'''

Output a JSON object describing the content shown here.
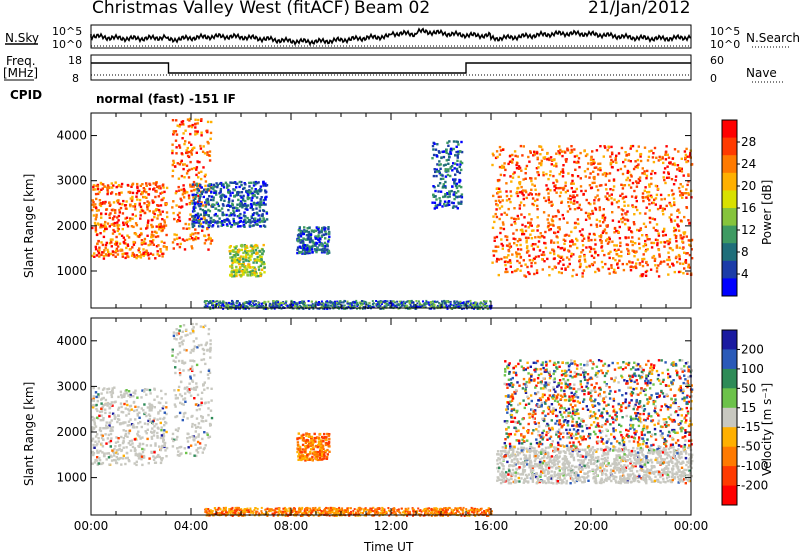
{
  "header": {
    "title": "Christmas Valley West (fitACF)",
    "beam": "Beam 02",
    "date": "21/Jan/2012"
  },
  "panels": {
    "nsky_label": "N.Sky",
    "nsky_ticks": [
      "10^5",
      "10^0"
    ],
    "nsearch_label": "N.Search",
    "nsearch_ticks": [
      "10^5",
      "10^0"
    ],
    "freq_label": "Freq.",
    "freq_unit": "[MHz]",
    "freq_ticks": [
      "18",
      "8"
    ],
    "nave_label": "Nave",
    "nave_ticks": [
      "60",
      "0"
    ],
    "cpid_label": "CPID",
    "cpid_text": "normal (fast) -151 IF"
  },
  "chart_data": [
    {
      "type": "heatmap",
      "name": "power-panel",
      "xlabel": "",
      "ylabel": "Slant Range [km]",
      "x_ticks": [
        "00:00",
        "04:00",
        "08:00",
        "12:00",
        "16:00",
        "20:00",
        "00:00"
      ],
      "xlim_hours": [
        0,
        24
      ],
      "ylim": [
        180,
        4500
      ],
      "y_ticks": [
        1000,
        2000,
        3000,
        4000
      ],
      "colorbar": {
        "label": "Power [dB]",
        "ticks": [
          "28",
          "24",
          "20",
          "16",
          "12",
          "8",
          "4"
        ],
        "colors": [
          "#ff0000",
          "#ff3a00",
          "#ff7a00",
          "#ffb000",
          "#d8e000",
          "#86c43c",
          "#3e9a62",
          "#1f6e7a",
          "#1b3ca8",
          "#0000ff"
        ]
      },
      "regions": [
        {
          "t": [
            0.0,
            3.0
          ],
          "r": [
            1300,
            3000
          ],
          "level": "high"
        },
        {
          "t": [
            3.2,
            4.8
          ],
          "r": [
            1500,
            4400
          ],
          "level": "high"
        },
        {
          "t": [
            4.0,
            7.0
          ],
          "r": [
            2000,
            3000
          ],
          "level": "low"
        },
        {
          "t": [
            5.5,
            6.9
          ],
          "r": [
            900,
            1600
          ],
          "level": "mid"
        },
        {
          "t": [
            8.2,
            9.5
          ],
          "r": [
            1400,
            2000
          ],
          "level": "low"
        },
        {
          "t": [
            13.6,
            14.8
          ],
          "r": [
            2400,
            3900
          ],
          "level": "low"
        },
        {
          "t": [
            16.0,
            24.0
          ],
          "r": [
            900,
            3800
          ],
          "level": "high"
        }
      ]
    },
    {
      "type": "heatmap",
      "name": "velocity-panel",
      "xlabel": "Time UT",
      "ylabel": "Slant Range [km]",
      "x_ticks": [
        "00:00",
        "04:00",
        "08:00",
        "12:00",
        "16:00",
        "20:00",
        "00:00"
      ],
      "xlim_hours": [
        0,
        24
      ],
      "ylim": [
        180,
        4500
      ],
      "y_ticks": [
        1000,
        2000,
        3000,
        4000
      ],
      "colorbar": {
        "label": "Velocity [m s⁻¹]",
        "ticks": [
          "200",
          "100",
          "50",
          "15",
          "-15",
          "-50",
          "-100",
          "-200"
        ],
        "colors": [
          "#1a1aa0",
          "#2a5ab8",
          "#2e8b57",
          "#6cc24a",
          "#c8c8c0",
          "#ffb000",
          "#ff7a00",
          "#ff3a00",
          "#ff0000"
        ]
      },
      "regions": [
        {
          "t": [
            0.0,
            3.0
          ],
          "r": [
            1300,
            3000
          ],
          "level": "ground"
        },
        {
          "t": [
            3.2,
            4.8
          ],
          "r": [
            1500,
            4400
          ],
          "level": "ground"
        },
        {
          "t": [
            8.2,
            9.5
          ],
          "r": [
            1400,
            2000
          ],
          "level": "negative"
        },
        {
          "t": [
            16.2,
            24.0
          ],
          "r": [
            900,
            1700
          ],
          "level": "ground"
        },
        {
          "t": [
            16.5,
            24.0
          ],
          "r": [
            1700,
            3600
          ],
          "level": "mixed"
        }
      ]
    }
  ]
}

'''

**To be done:**
Each record above is to be restated exactly, with its pictures removed from the copy.

**Exercise response:**
Output a JSON object describing the content shown here.
{
  "header": {
    "title": "Christmas Valley West (fitACF)",
    "beam": "Beam 02",
    "date": "21/Jan/2012"
  },
  "panels": {
    "nsky_label": "N.Sky",
    "nsky_ticks": [
      "10^5",
      "10^0"
    ],
    "nsearch_label": "N.Search",
    "nsearch_ticks": [
      "10^5",
      "10^0"
    ],
    "freq_label": "Freq.",
    "freq_unit": "[MHz]",
    "freq_ticks": [
      "18",
      "8"
    ],
    "nave_label": "Nave",
    "nave_ticks": [
      "60",
      "0"
    ],
    "cpid_label": "CPID",
    "cpid_text": "normal (fast) -151 IF"
  },
  "chart_data": [
    {
      "type": "heatmap",
      "name": "power-panel",
      "xlabel": "",
      "ylabel": "Slant Range [km]",
      "x_ticks": [
        "00:00",
        "04:00",
        "08:00",
        "12:00",
        "16:00",
        "20:00",
        "00:00"
      ],
      "xlim_hours": [
        0,
        24
      ],
      "ylim": [
        180,
        4500
      ],
      "y_ticks": [
        1000,
        2000,
        3000,
        4000
      ],
      "colorbar": {
        "label": "Power [dB]",
        "ticks": [
          "28",
          "24",
          "20",
          "16",
          "12",
          "8",
          "4"
        ],
        "colors": [
          "#ff0000",
          "#ff3a00",
          "#ff7a00",
          "#ffb000",
          "#d8e000",
          "#86c43c",
          "#3e9a62",
          "#1f6e7a",
          "#1b3ca8",
          "#0000ff"
        ]
      },
      "regions": [
        {
          "t": [
            0.0,
            3.0
          ],
          "r": [
            1300,
            3000
          ],
          "level": "high"
        },
        {
          "t": [
            3.2,
            4.8
          ],
          "r": [
            1500,
            4400
          ],
          "level": "high"
        },
        {
          "t": [
            4.0,
            7.0
          ],
          "r": [
            2000,
            3000
          ],
          "level": "low"
        },
        {
          "t": [
            5.5,
            6.9
          ],
          "r": [
            900,
            1600
          ],
          "level": "mid"
        },
        {
          "t": [
            8.2,
            9.5
          ],
          "r": [
            1400,
            2000
          ],
          "level": "low"
        },
        {
          "t": [
            13.6,
            14.8
          ],
          "r": [
            2400,
            3900
          ],
          "level": "low"
        },
        {
          "t": [
            16.0,
            24.0
          ],
          "r": [
            900,
            3800
          ],
          "level": "high"
        }
      ]
    },
    {
      "type": "heatmap",
      "name": "velocity-panel",
      "xlabel": "Time UT",
      "ylabel": "Slant Range [km]",
      "x_ticks": [
        "00:00",
        "04:00",
        "08:00",
        "12:00",
        "16:00",
        "20:00",
        "00:00"
      ],
      "xlim_hours": [
        0,
        24
      ],
      "ylim": [
        180,
        4500
      ],
      "y_ticks": [
        1000,
        2000,
        3000,
        4000
      ],
      "colorbar": {
        "label": "Velocity [m s⁻¹]",
        "ticks": [
          "200",
          "100",
          "50",
          "15",
          "-15",
          "-50",
          "-100",
          "-200"
        ],
        "colors": [
          "#1a1aa0",
          "#2a5ab8",
          "#2e8b57",
          "#6cc24a",
          "#c8c8c0",
          "#ffb000",
          "#ff7a00",
          "#ff3a00",
          "#ff0000"
        ]
      },
      "regions": [
        {
          "t": [
            0.0,
            3.0
          ],
          "r": [
            1300,
            3000
          ],
          "level": "ground"
        },
        {
          "t": [
            3.2,
            4.8
          ],
          "r": [
            1500,
            4400
          ],
          "level": "ground"
        },
        {
          "t": [
            8.2,
            9.5
          ],
          "r": [
            1400,
            2000
          ],
          "level": "negative"
        },
        {
          "t": [
            16.2,
            24.0
          ],
          "r": [
            900,
            1700
          ],
          "level": "ground"
        },
        {
          "t": [
            16.5,
            24.0
          ],
          "r": [
            1700,
            3600
          ],
          "level": "mixed"
        }
      ]
    }
  ]
}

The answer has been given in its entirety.